Goal →
The records that follow must be repeated verbatim, every one of them.

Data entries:
========================

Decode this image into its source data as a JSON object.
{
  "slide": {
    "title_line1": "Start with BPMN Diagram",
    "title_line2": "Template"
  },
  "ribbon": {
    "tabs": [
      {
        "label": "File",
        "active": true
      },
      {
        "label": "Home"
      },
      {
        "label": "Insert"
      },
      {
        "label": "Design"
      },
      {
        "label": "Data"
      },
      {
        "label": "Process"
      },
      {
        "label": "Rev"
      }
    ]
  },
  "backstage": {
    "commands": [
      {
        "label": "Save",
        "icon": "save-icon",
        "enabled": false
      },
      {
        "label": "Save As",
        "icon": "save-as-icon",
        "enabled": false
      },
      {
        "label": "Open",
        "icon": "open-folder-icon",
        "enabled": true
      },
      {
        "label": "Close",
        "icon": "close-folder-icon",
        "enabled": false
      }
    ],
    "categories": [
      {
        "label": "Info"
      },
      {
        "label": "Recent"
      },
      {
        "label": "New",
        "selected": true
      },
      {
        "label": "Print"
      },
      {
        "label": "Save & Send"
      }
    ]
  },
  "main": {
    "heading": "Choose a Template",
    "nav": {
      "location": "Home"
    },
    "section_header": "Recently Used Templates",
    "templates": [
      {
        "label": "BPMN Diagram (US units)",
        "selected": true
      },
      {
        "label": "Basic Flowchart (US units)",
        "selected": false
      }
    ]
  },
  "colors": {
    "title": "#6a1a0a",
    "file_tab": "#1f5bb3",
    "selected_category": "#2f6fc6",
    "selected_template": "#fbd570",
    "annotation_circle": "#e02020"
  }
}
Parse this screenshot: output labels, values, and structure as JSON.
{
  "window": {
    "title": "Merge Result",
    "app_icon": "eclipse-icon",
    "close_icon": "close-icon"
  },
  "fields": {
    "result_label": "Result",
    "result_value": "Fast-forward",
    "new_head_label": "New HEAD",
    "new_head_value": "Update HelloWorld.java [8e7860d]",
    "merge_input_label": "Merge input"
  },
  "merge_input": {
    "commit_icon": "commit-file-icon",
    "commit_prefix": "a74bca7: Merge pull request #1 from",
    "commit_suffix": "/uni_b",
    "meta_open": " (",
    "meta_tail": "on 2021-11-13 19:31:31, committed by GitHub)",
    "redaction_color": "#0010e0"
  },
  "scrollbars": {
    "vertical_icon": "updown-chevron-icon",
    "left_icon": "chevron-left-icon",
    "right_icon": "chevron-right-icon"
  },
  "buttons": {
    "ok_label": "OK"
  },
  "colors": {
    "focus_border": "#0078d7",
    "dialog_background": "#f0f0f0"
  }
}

========================

Completed exercise →
Decode this image into its source data as a JSON object.
{
  "slide": {
    "title_line1": "Start with BPMN Diagram",
    "title_line2": "Template"
  },
  "ribbon": {
    "tabs": [
      {
        "label": "File",
        "active": true
      },
      {
        "label": "Home"
      },
      {
        "label": "Insert"
      },
      {
        "label": "Design"
      },
      {
        "label": "Data"
      },
      {
        "label": "Process"
      },
      {
        "label": "Rev"
      }
    ]
  },
  "backstage": {
    "commands": [
      {
        "label": "Save",
        "icon": "save-icon",
        "enabled": false
      },
      {
        "label": "Save As",
        "icon": "save-as-icon",
        "enabled": false
      },
      {
        "label": "Open",
        "icon": "open-folder-icon",
        "enabled": true
      },
      {
        "label": "Close",
        "icon": "close-folder-icon",
        "enabled": false
      }
    ],
    "categories": [
      {
        "label": "Info"
      },
      {
        "label": "Recent"
      },
      {
        "label": "New",
        "selected": true
      },
      {
        "label": "Print"
      },
      {
        "label": "Save & Send"
      }
    ]
  },
  "main": {
    "heading": "Choose a Template",
    "nav": {
      "location": "Home"
    },
    "section_header": "Recently Used Templates",
    "templates": [
      {
        "label": "BPMN Diagram (US units)",
        "selected": true
      },
      {
        "label": "Basic Flowchart (US units)",
        "selected": false
      }
    ]
  },
  "colors": {
    "title": "#6a1a0a",
    "file_tab": "#1f5bb3",
    "selected_category": "#2f6fc6",
    "selected_template": "#fbd570",
    "annotation_circle": "#e02020"
  }
}
Parse this screenshot: output labels, values, and structure as JSON.
{
  "window": {
    "title": "Merge Result",
    "app_icon": "eclipse-icon",
    "close_icon": "close-icon"
  },
  "fields": {
    "result_label": "Result",
    "result_value": "Fast-forward",
    "new_head_label": "New HEAD",
    "new_head_value": "Update HelloWorld.java [8e7860d]",
    "merge_input_label": "Merge input"
  },
  "merge_input": {
    "commit_icon": "commit-file-icon",
    "commit_prefix": "a74bca7: Merge pull request #1 from",
    "commit_suffix": "/uni_b",
    "meta_open": " (",
    "meta_tail": "on 2021-11-13 19:31:31, committed by GitHub)",
    "redaction_color": "#0010e0"
  },
  "scrollbars": {
    "vertical_icon": "updown-chevron-icon",
    "left_icon": "chevron-left-icon",
    "right_icon": "chevron-right-icon"
  },
  "buttons": {
    "ok_label": "OK"
  },
  "colors": {
    "focus_border": "#0078d7",
    "dialog_background": "#f0f0f0"
  }
}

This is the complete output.